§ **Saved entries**

⟨

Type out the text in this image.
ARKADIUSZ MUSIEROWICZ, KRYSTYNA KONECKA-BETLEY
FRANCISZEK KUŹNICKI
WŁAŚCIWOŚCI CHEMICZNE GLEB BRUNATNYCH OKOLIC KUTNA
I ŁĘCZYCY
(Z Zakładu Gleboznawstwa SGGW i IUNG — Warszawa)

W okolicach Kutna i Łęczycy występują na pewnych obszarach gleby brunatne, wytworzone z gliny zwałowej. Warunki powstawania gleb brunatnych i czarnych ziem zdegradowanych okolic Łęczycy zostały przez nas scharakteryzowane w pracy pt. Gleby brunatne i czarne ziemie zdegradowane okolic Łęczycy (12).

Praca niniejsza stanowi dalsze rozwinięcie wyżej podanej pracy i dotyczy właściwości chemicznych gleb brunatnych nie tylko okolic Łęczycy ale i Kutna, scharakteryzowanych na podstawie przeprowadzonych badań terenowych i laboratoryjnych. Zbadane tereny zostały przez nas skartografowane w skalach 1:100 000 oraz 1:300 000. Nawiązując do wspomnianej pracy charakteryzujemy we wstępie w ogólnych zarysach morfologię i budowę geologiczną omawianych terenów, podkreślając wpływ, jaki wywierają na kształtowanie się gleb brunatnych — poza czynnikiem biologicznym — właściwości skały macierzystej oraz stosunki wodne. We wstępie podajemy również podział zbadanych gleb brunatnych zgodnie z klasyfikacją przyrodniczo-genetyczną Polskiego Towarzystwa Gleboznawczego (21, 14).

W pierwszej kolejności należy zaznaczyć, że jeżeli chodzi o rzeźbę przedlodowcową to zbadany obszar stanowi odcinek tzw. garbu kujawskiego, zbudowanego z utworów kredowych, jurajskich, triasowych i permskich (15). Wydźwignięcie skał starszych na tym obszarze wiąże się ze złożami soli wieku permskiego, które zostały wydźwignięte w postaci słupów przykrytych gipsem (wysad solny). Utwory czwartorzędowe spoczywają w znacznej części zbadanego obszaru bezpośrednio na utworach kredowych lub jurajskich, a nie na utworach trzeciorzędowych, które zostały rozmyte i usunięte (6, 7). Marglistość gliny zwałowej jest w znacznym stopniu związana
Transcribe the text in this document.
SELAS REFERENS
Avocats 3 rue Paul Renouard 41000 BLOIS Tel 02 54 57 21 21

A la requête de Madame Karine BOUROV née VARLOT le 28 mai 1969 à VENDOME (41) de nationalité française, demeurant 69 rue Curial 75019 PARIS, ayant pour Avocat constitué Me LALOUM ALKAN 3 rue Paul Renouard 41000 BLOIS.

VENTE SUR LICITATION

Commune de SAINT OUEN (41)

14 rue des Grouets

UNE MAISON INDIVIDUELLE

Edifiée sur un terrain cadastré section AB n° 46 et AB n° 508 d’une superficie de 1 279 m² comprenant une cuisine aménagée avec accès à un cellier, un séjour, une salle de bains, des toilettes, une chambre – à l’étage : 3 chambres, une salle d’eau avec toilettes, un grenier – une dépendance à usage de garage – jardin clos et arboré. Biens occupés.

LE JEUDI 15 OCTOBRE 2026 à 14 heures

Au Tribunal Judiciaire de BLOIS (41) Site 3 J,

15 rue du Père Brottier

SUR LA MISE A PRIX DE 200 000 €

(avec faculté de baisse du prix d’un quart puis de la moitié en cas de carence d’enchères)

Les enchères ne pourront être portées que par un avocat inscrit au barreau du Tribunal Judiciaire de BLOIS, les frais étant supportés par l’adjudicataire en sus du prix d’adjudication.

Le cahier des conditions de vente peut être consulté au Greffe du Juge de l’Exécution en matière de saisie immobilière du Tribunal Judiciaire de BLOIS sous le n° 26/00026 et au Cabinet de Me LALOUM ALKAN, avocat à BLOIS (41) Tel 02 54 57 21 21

⟩

§ **Task**
From the entries above, copy out every line where the string "Paul" appears.

§ **Full response**
Avocats 3 rue Paul Renouard 41000 BLOIS Tel 02 54 57 21 21
A la requête de Madame Karine BOUROV née VARLOT le 28 mai 1969 à VENDOME (41) de nationalité française, demeurant 69 rue Curial 75019 PARIS, ayant pour Avocat constitué Me LALOUM ALKAN 3 rue Paul Renouard 41000 BLOIS.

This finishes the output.